Instructions for the task |
Quote the listing in full, exactly as given, minus any pictures.

* START *

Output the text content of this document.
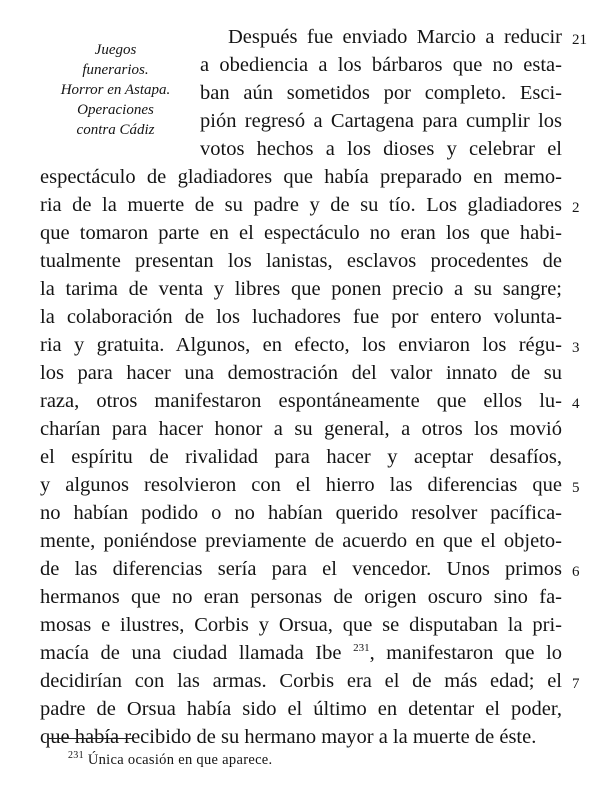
Juegos
funerarios.
Horror en Astapa.
Operaciones
contra Cádiz
Después fue enviado Marcio a reducir
a obediencia a los bárbaros que no esta-
ban aún sometidos por completo. Esci-
pión regresó a Cartagena para cumplir los
votos hechos a los dioses y celebrar el
espectáculo de gladiadores que había preparado en memo-
ria de la muerte de su padre y de su tío. Los gladiadores
que tomaron parte en el espectáculo no eran los que habi-
tualmente presentan los lanistas, esclavos procedentes de
la tarima de venta y libres que ponen precio a su sangre;
la colaboración de los luchadores fue por entero volunta-
ria y gratuita. Algunos, en efecto, los enviaron los régu-
los para hacer una demostración del valor innato de su
raza, otros manifestaron espontáneamente que ellos lu-
charían para hacer honor a su general, a otros los movió
el espíritu de rivalidad para hacer y aceptar desafíos,
y algunos resolvieron con el hierro las diferencias que
no habían podido o no habían querido resolver pacífica-
mente, poniéndose previamente de acuerdo en que el objeto-
de las diferencias sería para el vencedor. Unos primos
hermanos que no eran personas de origen oscuro sino fa-
mosas e ilustres, Corbis y Orsua, que se disputaban la pri-
macía de una ciudad llamada Ibe $^{231}$, manifestaron que lo
decidirían con las armas. Corbis era el de más edad; el
padre de Orsua había sido el último en detentar el poder,
que había recibido de su hermano mayor a la muerte de éste.
21
2
3
4
5
6
7
$^{231}$ Única ocasión en que aparece.
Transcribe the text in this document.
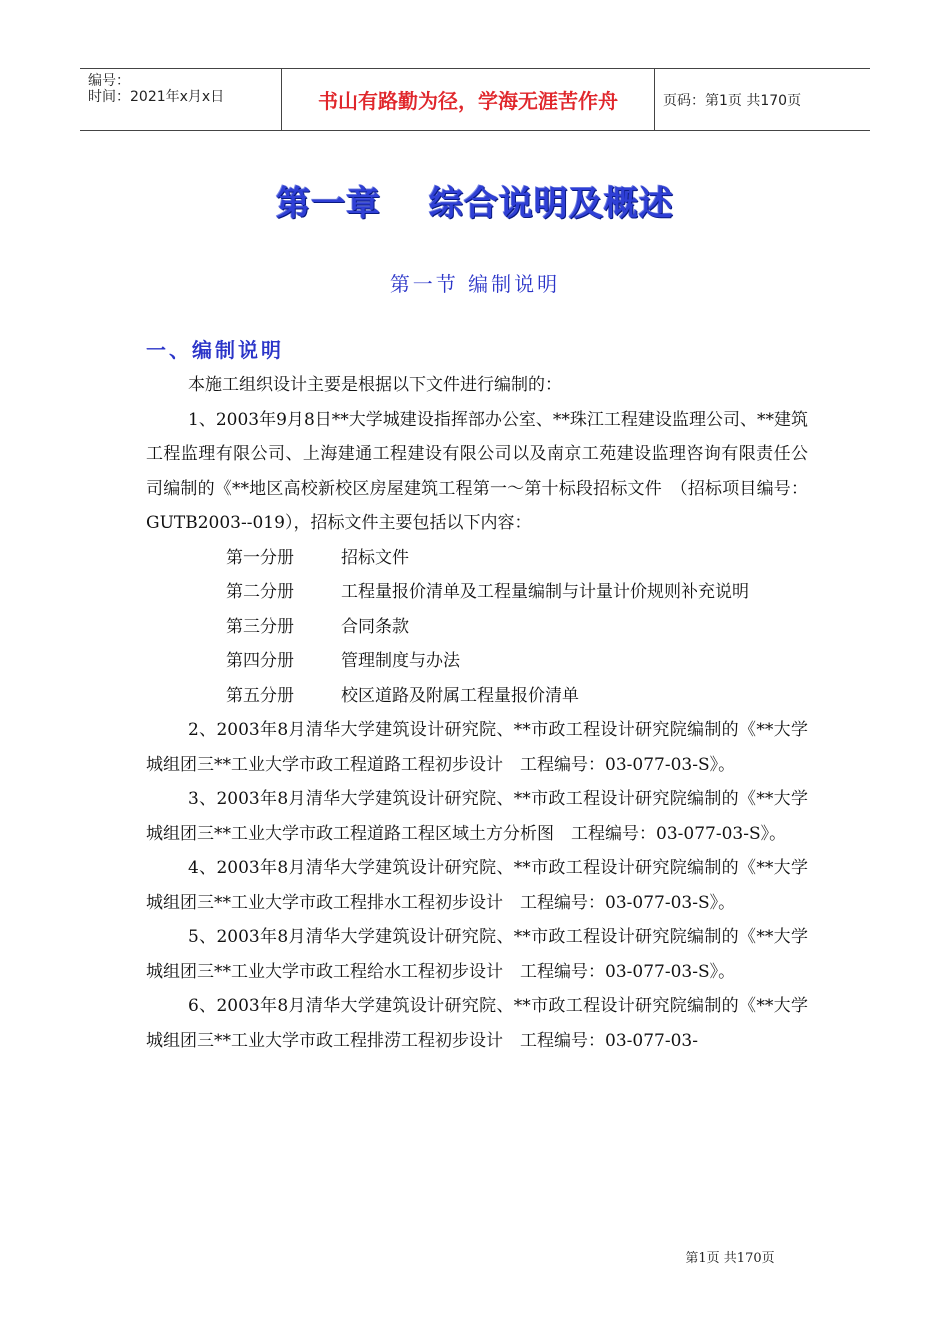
编号：
时间：2021年x月x日	书山有路勤为径，学海无涯苦作舟	页码：第1页 共170页
第一章　 综合说明及概述
第一节 编制说明
一、编制说明

本施工组织设计主要是根据以下文件进行编制的：

1、2003年9月8日**大学城建设指挥部办公室、**珠江工程建设监理公司、**建筑工程监理有限公司、上海建通工程建设有限公司以及南京工苑建设监理咨询有限责任公司编制的《**地区高校新校区房屋建筑工程第一～第十标段招标文件　（招标项目编号：GUTB2003--019），招标文件主要包括以下内容：

第一分册	招标文件
第二分册	工程量报价清单及工程量编制与计量计价规则补充说明
第三分册	合同条款
第四分册	管理制度与办法
第五分册	校区道路及附属工程量报价清单

2、2003年8月清华大学建筑设计研究院、**市政工程设计研究院编制的《**大学城组团三**工业大学市政工程道路工程初步设计　工程编号：03-077-03-S》。

3、2003年8月清华大学建筑设计研究院、**市政工程设计研究院编制的《**大学城组团三**工业大学市政工程道路工程区域土方分析图　工程编号：03-077-03-S》。

4、2003年8月清华大学建筑设计研究院、**市政工程设计研究院编制的《**大学城组团三**工业大学市政工程排水工程初步设计　工程编号：03-077-03-S》。

5、2003年8月清华大学建筑设计研究院、**市政工程设计研究院编制的《**大学城组团三**工业大学市政工程给水工程初步设计　工程编号：03-077-03-S》。

6、2003年8月清华大学建筑设计研究院、**市政工程设计研究院编制的《**大学城组团三**工业大学市政工程排涝工程初步设计　工程编号：03-077-03-

第1页 共170页
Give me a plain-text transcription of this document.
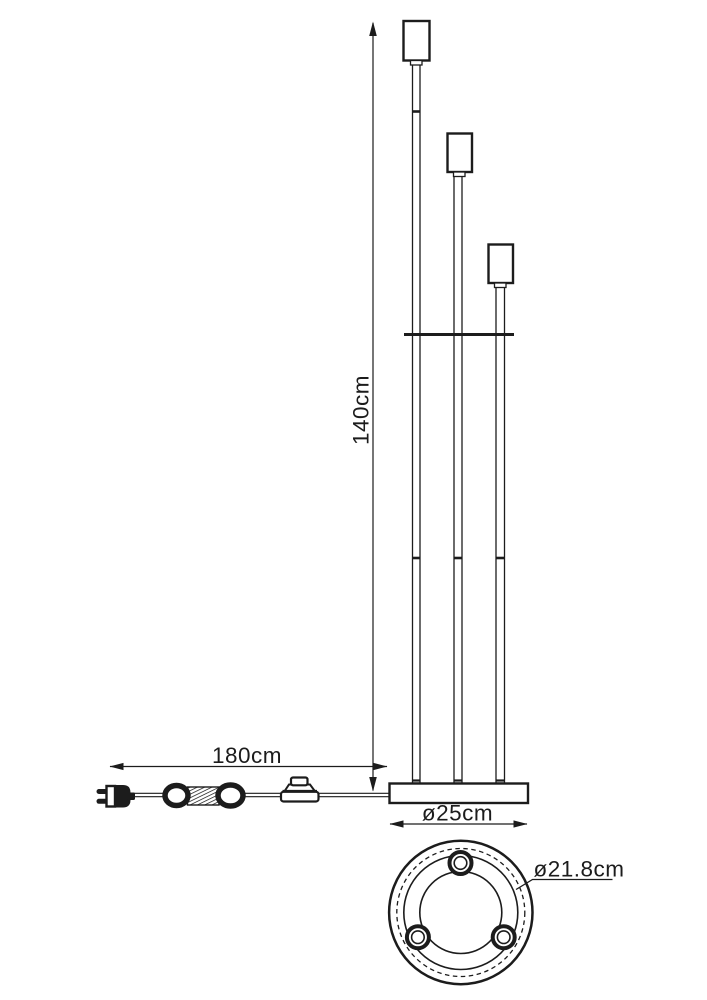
140cm
180cm
ø25cm
ø21.8cm
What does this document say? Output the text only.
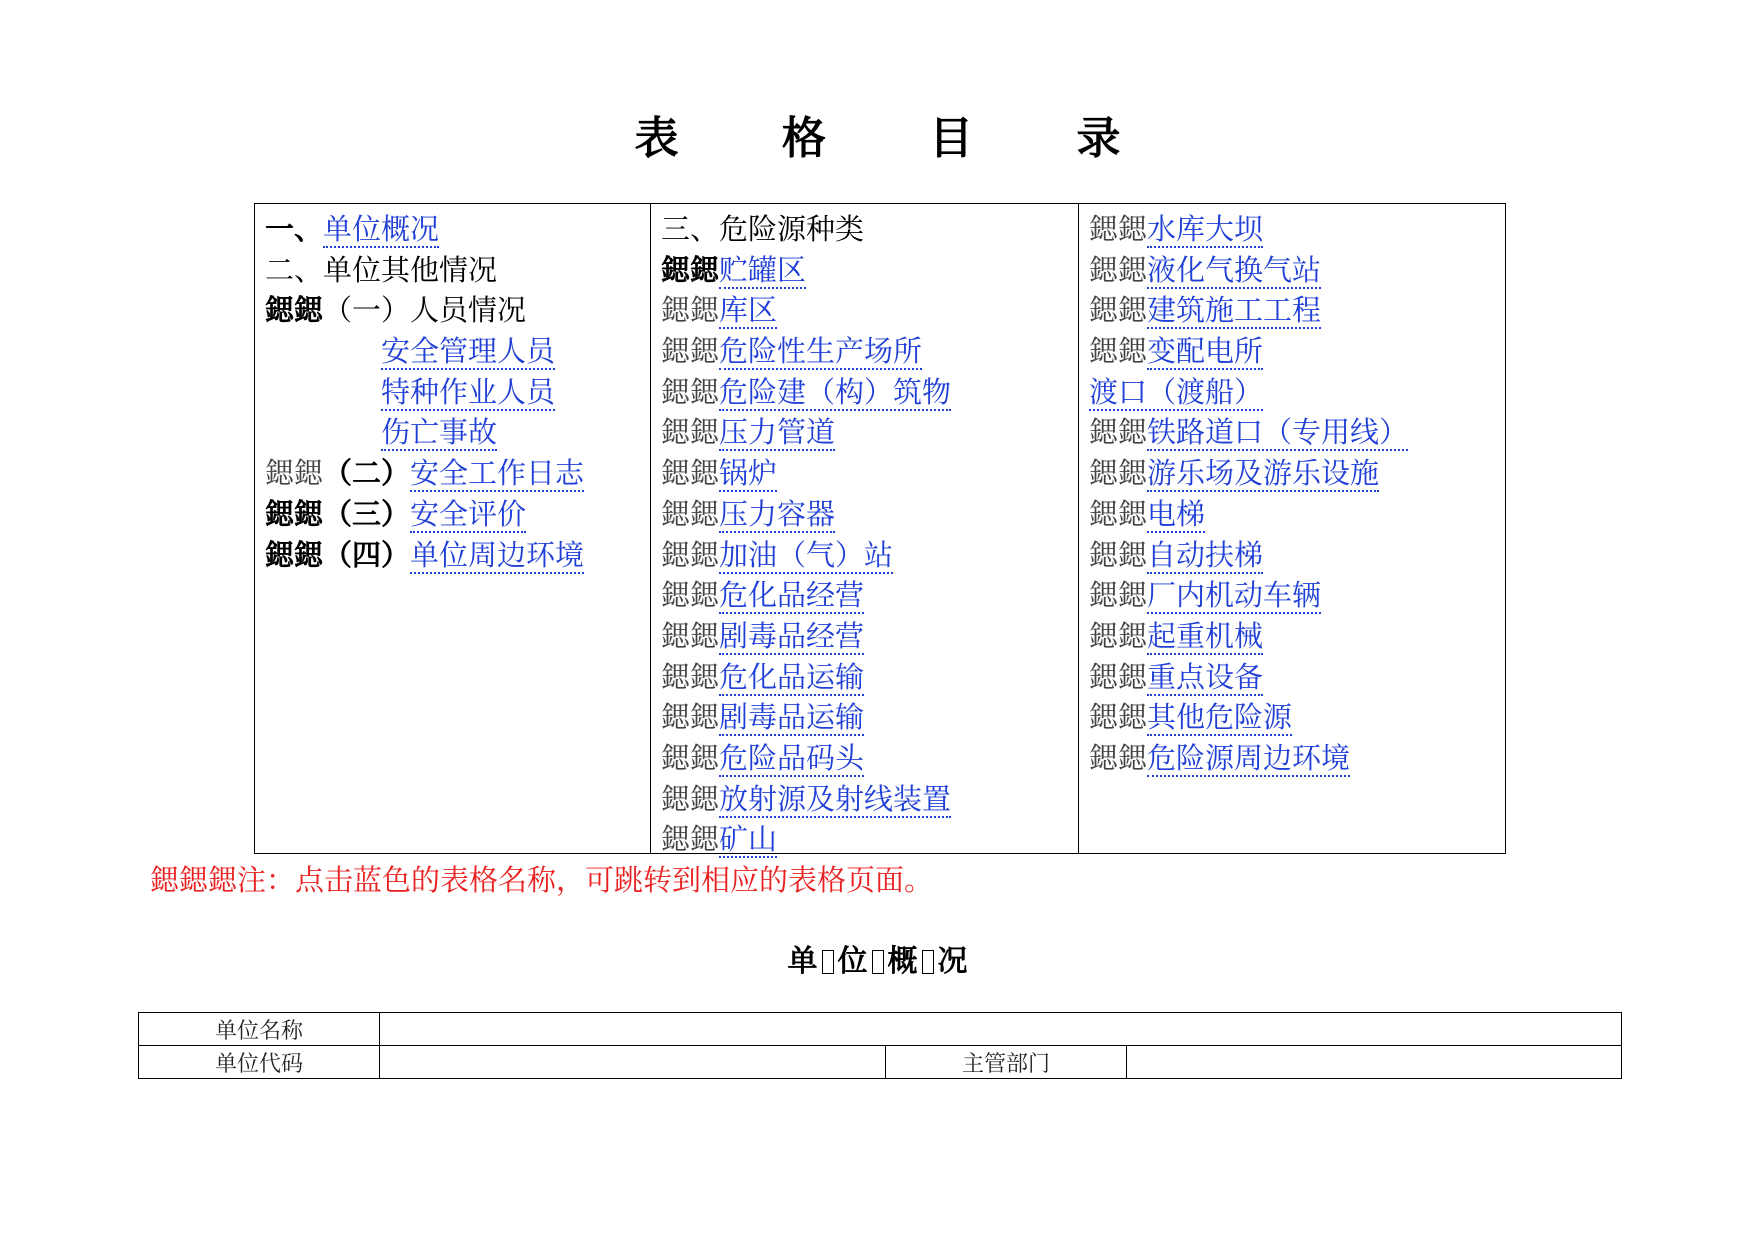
表 格 目 录
一、单位概况
二、单位其他情况
鍶鍶（一）人员情况
安全管理人员
特种作业人员
伤亡事故
鍶鍶（二）安全工作日志
鍶鍶（三）安全评价
鍶鍶（四）单位周边环境
三、危险源种类
鍶鍶贮罐区
鍶鍶库区
鍶鍶危险性生产场所
鍶鍶危险建（构）筑物
鍶鍶压力管道
鍶鍶锅炉
鍶鍶压力容器
鍶鍶加油（气）站
鍶鍶危化品经营
鍶鍶剧毒品经营
鍶鍶危化品运输
鍶鍶剧毒品运输
鍶鍶危险品码头
鍶鍶放射源及射线装置
鍶鍶矿山
鍶鍶水库大坝
鍶鍶液化气换气站
鍶鍶建筑施工工程
鍶鍶变配电所
渡口（渡船）
鍶鍶铁路道口（专用线）
鍶鍶游乐场及游乐设施
鍶鍶电梯
鍶鍶自动扶梯
鍶鍶厂内机动车辆
鍶鍶起重机械
鍶鍶重点设备
鍶鍶其他危险源
鍶鍶危险源周边环境
鍶鍶鍶注：点击蓝色的表格名称，可跳转到相应的表格页面。
单 位 概 况
单位名称			
单位代码		主管部门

* END *

Solution for this exercise |
Output the text content of this document.
Juegos
funerarios.
Horror en Astapa.
Operaciones
contra Cádiz
Después fue enviado Marcio a reducir
a obediencia a los bárbaros que no esta-
ban aún sometidos por completo. Esci-
pión regresó a Cartagena para cumplir los
votos hechos a los dioses y celebrar el
espectáculo de gladiadores que había preparado en memo-
ria de la muerte de su padre y de su tío. Los gladiadores
que tomaron parte en el espectáculo no eran los que habi-
tualmente presentan los lanistas, esclavos procedentes de
la tarima de venta y libres que ponen precio a su sangre;
la colaboración de los luchadores fue por entero volunta-
ria y gratuita. Algunos, en efecto, los enviaron los régu-
los para hacer una demostración del valor innato de su
raza, otros manifestaron espontáneamente que ellos lu-
charían para hacer honor a su general, a otros los movió
el espíritu de rivalidad para hacer y aceptar desafíos,
y algunos resolvieron con el hierro las diferencias que
no habían podido o no habían querido resolver pacífica-
mente, poniéndose previamente de acuerdo en que el objeto-
de las diferencias sería para el vencedor. Unos primos
hermanos que no eran personas de origen oscuro sino fa-
mosas e ilustres, Corbis y Orsua, que se disputaban la pri-
macía de una ciudad llamada Ibe $^{231}$, manifestaron que lo
decidirían con las armas. Corbis era el de más edad; el
padre de Orsua había sido el último en detentar el poder,
que había recibido de su hermano mayor a la muerte de éste.
21
2
3
4
5
6
7
$^{231}$ Única ocasión en que aparece.
Transcribe the text in this document.
编号：
时间：2021年x月x日	书山有路勤为径，学海无涯苦作舟	页码：第1页 共170页
第一章　 综合说明及概述
第一节 编制说明
一、编制说明

本施工组织设计主要是根据以下文件进行编制的：

1、2003年9月8日**大学城建设指挥部办公室、**珠江工程建设监理公司、**建筑工程监理有限公司、上海建通工程建设有限公司以及南京工苑建设监理咨询有限责任公司编制的《**地区高校新校区房屋建筑工程第一～第十标段招标文件　（招标项目编号：GUTB2003--019），招标文件主要包括以下内容：

第一分册	招标文件
第二分册	工程量报价清单及工程量编制与计量计价规则补充说明
第三分册	合同条款
第四分册	管理制度与办法
第五分册	校区道路及附属工程量报价清单

2、2003年8月清华大学建筑设计研究院、**市政工程设计研究院编制的《**大学城组团三**工业大学市政工程道路工程初步设计　工程编号：03-077-03-S》。

3、2003年8月清华大学建筑设计研究院、**市政工程设计研究院编制的《**大学城组团三**工业大学市政工程道路工程区域土方分析图　工程编号：03-077-03-S》。

4、2003年8月清华大学建筑设计研究院、**市政工程设计研究院编制的《**大学城组团三**工业大学市政工程排水工程初步设计　工程编号：03-077-03-S》。

5、2003年8月清华大学建筑设计研究院、**市政工程设计研究院编制的《**大学城组团三**工业大学市政工程给水工程初步设计　工程编号：03-077-03-S》。

6、2003年8月清华大学建筑设计研究院、**市政工程设计研究院编制的《**大学城组团三**工业大学市政工程排涝工程初步设计　工程编号：03-077-03-

第1页 共170页
Give me a plain-text transcription of this document.
140cm
180cm
ø25cm
ø21.8cm
What does this document say? Output the text only.
表 格 目 录
一、单位概况
二、单位其他情况
鍶鍶（一）人员情况
安全管理人员
特种作业人员
伤亡事故
鍶鍶（二）安全工作日志
鍶鍶（三）安全评价
鍶鍶（四）单位周边环境
三、危险源种类
鍶鍶贮罐区
鍶鍶库区
鍶鍶危险性生产场所
鍶鍶危险建（构）筑物
鍶鍶压力管道
鍶鍶锅炉
鍶鍶压力容器
鍶鍶加油（气）站
鍶鍶危化品经营
鍶鍶剧毒品经营
鍶鍶危化品运输
鍶鍶剧毒品运输
鍶鍶危险品码头
鍶鍶放射源及射线装置
鍶鍶矿山
鍶鍶水库大坝
鍶鍶液化气换气站
鍶鍶建筑施工工程
鍶鍶变配电所
渡口（渡船）
鍶鍶铁路道口（专用线）
鍶鍶游乐场及游乐设施
鍶鍶电梯
鍶鍶自动扶梯
鍶鍶厂内机动车辆
鍶鍶起重机械
鍶鍶重点设备
鍶鍶其他危险源
鍶鍶危险源周边环境
鍶鍶鍶注：点击蓝色的表格名称，可跳转到相应的表格页面。
单 位 概 况
单位名称			
单位代码		主管部门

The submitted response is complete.